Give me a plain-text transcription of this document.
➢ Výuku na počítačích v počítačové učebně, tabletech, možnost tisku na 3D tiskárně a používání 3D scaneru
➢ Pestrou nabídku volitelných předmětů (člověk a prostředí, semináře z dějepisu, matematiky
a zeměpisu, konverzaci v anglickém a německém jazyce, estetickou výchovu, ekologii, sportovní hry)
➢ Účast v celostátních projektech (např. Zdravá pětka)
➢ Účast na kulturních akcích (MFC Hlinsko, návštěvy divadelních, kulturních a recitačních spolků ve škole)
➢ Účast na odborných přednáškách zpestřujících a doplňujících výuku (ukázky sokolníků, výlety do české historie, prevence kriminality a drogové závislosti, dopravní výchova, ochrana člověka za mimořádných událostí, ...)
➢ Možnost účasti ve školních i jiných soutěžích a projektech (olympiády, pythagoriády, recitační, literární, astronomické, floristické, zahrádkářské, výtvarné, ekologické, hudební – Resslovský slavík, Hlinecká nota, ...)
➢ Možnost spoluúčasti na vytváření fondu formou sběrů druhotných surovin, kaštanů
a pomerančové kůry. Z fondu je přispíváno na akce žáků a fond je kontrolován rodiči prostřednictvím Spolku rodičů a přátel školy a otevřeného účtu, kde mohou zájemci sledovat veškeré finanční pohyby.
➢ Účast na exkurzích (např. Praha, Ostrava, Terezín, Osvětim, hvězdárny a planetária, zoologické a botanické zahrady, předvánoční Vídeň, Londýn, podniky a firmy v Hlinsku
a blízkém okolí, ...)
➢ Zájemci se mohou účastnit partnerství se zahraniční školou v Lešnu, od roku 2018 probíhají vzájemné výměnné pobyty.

• Task prompt: Copy the data above exactly. Every line must be included.

• Worked solution:
Give me a plain-text transcription of this document.
➢ Výuku na počítačích v počítačové učebně, tabletech, možnost tisku na 3D tiskárně a používání 3D scaneru
➢ Pestrou nabídku volitelných předmětů (člověk a prostředí, semináře z dějepisu, matematiky
a zeměpisu, konverzaci v anglickém a německém jazyce, estetickou výchovu, ekologii, sportovní hry)
➢ Účast v celostátních projektech (např. Zdravá pětka)
➢ Účast na kulturních akcích (MFC Hlinsko, návštěvy divadelních, kulturních a recitačních spolků ve škole)
➢ Účast na odborných přednáškách zpestřujících a doplňujících výuku (ukázky sokolníků, výlety do české historie, prevence kriminality a drogové závislosti, dopravní výchova, ochrana člověka za mimořádných událostí, ...)
➢ Možnost účasti ve školních i jiných soutěžích a projektech (olympiády, pythagoriády, recitační, literární, astronomické, floristické, zahrádkářské, výtvarné, ekologické, hudební – Resslovský slavík, Hlinecká nota, ...)
➢ Možnost spoluúčasti na vytváření fondu formou sběrů druhotných surovin, kaštanů
a pomerančové kůry. Z fondu je přispíváno na akce žáků a fond je kontrolován rodiči prostřednictvím Spolku rodičů a přátel školy a otevřeného účtu, kde mohou zájemci sledovat veškeré finanční pohyby.
➢ Účast na exkurzích (např. Praha, Ostrava, Terezín, Osvětim, hvězdárny a planetária, zoologické a botanické zahrady, předvánoční Vídeň, Londýn, podniky a firmy v Hlinsku
a blízkém okolí, ...)
➢ Zájemci se mohou účastnit partnerství se zahraniční školou v Lešnu, od roku 2018 probíhají vzájemné výměnné pobyty.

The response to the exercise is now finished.